**The tasks**
A – Return a verbatim copy of the passage in the blog post about differing preferences, beginning at the words "This thought, of" and stopping after the words "like to do.".
B – Carry the blog post about differing preferences forward, picking up right after its final sentence.

This morning while she was napping I was perusing babble.com and came across some thought provoking articles--too many to share, actually (but check out this one if you've got the time!). Through link clicking, however, I ended up at the personal blog of one of their contributors, The Happiest Mom. For all of you children-having-types, check it out for sure. That link is for an article entitled "WOHMs, WAHMs, SAHMs: who wins the “unhappiest” award?" and it hits home a topic that I've been mulling around for quite some time now--the fact that what is right for YOU, isn't right for EVERYONE and that simply because it's right for YOU doesn't make it better.

This thought, of course, doesn't just apply to parenting, but to just about aspect of life. I can't stand fish or ketchup, but I recognize that there's nothing fundamentally wrong about either. For many people, hanging out at the bar is their idea of a good time--I can think of few things I'd less like to do.

It's been an adjustment living in an Army community. Always before in my life I'd naturally gravitated to people with shared interests. Inevitably they understood me, because they were like-minded. In this community it's been something of a different story. I'm something of an oddball here--from my views on feminism to parenting to the way I enjoy spending my free time. I feel confident about what I believe until I'm face to face with someone looking at me with a distressed and pitying expression as I answer the "What have you been up to lately?" question. My idea of a good time is not theirs, and they worry for me, which I guess in a way is sweet. The only thing is, I feel the same baffled confusion over how they chose to spend their time, but I'm so in the minority I lose by default.

**Dataset section**
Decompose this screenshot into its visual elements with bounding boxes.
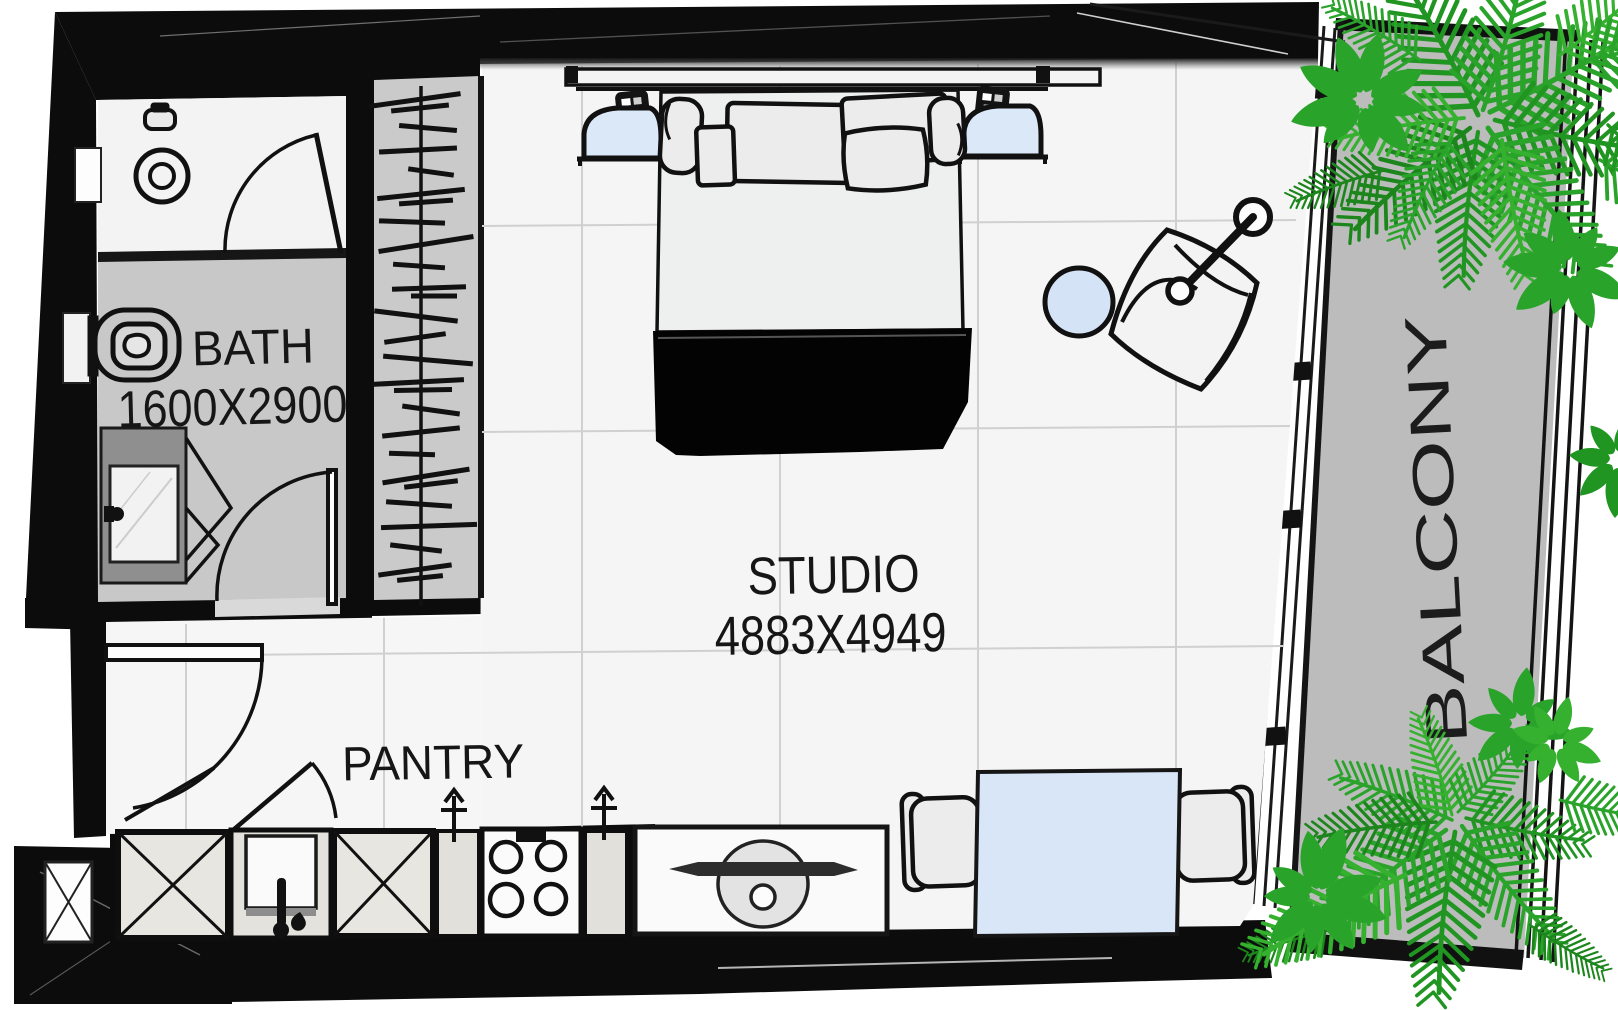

**Expected results**
A –
This thought, of course, doesn't just apply to parenting, but to just about aspect of life. I can't stand fish or ketchup, but I recognize that there's nothing fundamentally wrong about either. For many people, hanging out at the bar is their idea of a good time--I can think of few things I'd less like to do.

B –
Of course the really incidious thing is that there are certain choices that probably are better than others. I think we all worry to some extent about the choices we make--as a parent, financially, spiritually, personally, etc. We seek to compare our choices with those around us, not out of some petty quest to put the other person in their place, but rather to gain a personal validation of the decision we've made and are hoping is the right choice.

Wow, all that before 10 am.

1 comments:

Kyla said...

It is very true. I think that most decisions we make as parents, or women, or humans in general, don't have a single RIGHT answer that applies to everyone. We are not the same, so it stands to reason our choices would not be the same. I always try to keep that in mind when viewing someone else's life choices. They aren't me and their path is going to unfold differently in many ways. It doesn't make their choices any less valid.